[Data excerpts Boundary: Start]
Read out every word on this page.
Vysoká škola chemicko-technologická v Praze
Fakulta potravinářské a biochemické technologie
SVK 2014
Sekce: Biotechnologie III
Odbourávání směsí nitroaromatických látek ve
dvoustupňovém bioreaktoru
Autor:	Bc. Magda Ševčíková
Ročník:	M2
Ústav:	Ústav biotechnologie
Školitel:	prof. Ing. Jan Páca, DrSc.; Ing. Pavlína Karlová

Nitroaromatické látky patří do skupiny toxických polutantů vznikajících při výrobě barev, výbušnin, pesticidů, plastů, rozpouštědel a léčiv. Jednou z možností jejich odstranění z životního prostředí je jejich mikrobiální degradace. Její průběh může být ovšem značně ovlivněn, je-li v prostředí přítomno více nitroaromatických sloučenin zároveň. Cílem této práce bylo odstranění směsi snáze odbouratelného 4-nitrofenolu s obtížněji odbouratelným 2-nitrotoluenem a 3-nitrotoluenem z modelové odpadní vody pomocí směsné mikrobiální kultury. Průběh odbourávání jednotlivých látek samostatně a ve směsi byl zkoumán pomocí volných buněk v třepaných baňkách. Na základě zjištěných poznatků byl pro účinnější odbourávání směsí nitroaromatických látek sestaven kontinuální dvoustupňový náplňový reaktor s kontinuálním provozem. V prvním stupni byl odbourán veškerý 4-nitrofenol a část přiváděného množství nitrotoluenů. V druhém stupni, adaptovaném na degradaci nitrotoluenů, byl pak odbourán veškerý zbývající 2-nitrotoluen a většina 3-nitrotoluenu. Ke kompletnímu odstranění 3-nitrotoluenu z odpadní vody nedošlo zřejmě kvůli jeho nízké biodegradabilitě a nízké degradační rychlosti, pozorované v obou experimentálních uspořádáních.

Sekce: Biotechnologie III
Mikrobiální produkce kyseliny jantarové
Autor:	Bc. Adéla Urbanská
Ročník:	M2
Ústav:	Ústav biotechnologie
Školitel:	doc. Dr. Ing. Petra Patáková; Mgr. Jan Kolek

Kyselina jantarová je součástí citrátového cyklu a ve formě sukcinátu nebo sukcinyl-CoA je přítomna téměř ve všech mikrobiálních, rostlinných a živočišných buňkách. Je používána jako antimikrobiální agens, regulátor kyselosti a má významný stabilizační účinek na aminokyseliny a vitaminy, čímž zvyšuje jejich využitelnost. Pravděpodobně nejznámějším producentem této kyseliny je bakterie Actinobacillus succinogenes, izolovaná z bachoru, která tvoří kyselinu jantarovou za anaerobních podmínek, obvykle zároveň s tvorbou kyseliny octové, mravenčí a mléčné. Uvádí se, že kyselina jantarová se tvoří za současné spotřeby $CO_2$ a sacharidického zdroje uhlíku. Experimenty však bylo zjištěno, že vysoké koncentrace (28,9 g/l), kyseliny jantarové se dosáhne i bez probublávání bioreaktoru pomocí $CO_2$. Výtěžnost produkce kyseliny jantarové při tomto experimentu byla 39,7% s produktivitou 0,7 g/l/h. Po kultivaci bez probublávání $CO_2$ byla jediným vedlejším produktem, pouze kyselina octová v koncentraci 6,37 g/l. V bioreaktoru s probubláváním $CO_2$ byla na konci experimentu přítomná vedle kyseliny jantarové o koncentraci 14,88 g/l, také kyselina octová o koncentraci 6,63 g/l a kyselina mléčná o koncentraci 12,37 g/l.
[Data excerpts Boundary: End]
[Data excerpts Boundary: Start]
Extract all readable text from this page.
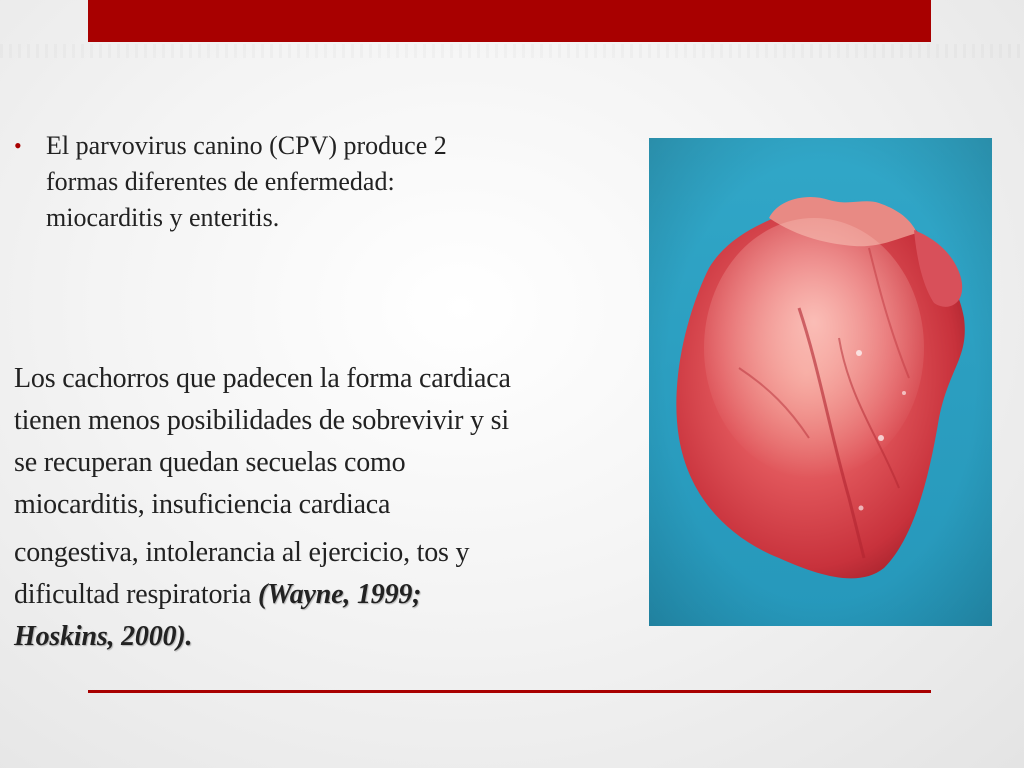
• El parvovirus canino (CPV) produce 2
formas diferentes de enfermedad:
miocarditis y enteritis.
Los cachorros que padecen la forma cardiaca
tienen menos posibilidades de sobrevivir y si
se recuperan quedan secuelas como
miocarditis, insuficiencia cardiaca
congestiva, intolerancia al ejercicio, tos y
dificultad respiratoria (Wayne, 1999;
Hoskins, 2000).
[Data excerpts Boundary: End]
◆ Action item
Say how many lines of the material contain the word "this". Add nothing to the number.

◆ Exercise solution
2